— BEGIN Entries provided —

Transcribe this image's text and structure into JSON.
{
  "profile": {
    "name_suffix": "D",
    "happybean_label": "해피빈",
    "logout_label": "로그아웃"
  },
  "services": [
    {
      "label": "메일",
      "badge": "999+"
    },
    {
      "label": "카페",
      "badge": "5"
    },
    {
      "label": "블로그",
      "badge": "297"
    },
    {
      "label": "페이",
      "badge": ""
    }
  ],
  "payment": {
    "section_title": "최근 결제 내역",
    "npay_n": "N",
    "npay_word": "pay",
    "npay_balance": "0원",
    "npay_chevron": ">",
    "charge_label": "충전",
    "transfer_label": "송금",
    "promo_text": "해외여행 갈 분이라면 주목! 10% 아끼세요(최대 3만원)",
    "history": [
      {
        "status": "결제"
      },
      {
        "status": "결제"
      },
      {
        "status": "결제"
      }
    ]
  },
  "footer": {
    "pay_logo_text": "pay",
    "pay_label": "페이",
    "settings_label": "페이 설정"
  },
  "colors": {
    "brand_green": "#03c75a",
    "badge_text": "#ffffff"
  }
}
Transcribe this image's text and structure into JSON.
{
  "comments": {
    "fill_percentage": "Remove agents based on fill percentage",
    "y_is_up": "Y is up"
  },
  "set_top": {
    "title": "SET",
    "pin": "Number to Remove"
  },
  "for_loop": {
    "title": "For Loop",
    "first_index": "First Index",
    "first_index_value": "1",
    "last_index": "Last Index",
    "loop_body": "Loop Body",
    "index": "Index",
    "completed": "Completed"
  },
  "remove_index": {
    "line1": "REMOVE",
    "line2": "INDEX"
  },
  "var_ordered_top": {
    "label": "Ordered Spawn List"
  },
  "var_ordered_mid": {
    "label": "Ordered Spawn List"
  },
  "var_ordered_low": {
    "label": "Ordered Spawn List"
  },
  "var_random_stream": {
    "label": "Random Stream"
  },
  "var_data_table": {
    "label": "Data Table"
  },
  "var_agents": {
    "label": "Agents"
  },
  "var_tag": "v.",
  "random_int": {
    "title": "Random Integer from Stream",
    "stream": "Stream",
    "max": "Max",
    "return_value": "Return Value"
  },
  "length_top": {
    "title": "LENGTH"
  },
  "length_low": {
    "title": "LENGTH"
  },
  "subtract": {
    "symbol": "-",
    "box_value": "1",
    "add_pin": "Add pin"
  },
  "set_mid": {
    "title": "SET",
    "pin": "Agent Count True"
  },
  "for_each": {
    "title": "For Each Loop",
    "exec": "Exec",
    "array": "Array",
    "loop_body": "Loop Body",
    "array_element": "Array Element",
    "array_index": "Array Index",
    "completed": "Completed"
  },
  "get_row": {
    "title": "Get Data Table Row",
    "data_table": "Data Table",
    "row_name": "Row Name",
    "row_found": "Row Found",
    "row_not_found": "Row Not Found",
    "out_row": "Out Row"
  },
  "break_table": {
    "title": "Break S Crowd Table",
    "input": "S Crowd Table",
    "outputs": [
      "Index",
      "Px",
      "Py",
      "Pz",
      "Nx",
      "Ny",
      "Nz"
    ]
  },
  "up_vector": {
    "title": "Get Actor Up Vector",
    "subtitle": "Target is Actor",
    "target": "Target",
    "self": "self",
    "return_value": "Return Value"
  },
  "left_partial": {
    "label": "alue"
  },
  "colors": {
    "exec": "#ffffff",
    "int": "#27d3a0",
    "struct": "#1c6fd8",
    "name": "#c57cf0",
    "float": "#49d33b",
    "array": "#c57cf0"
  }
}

— END Entries provided —

= Written exercise =
Reply with nothing but the number of lines that contain the word "Crowd".

= Result of this exercise =
2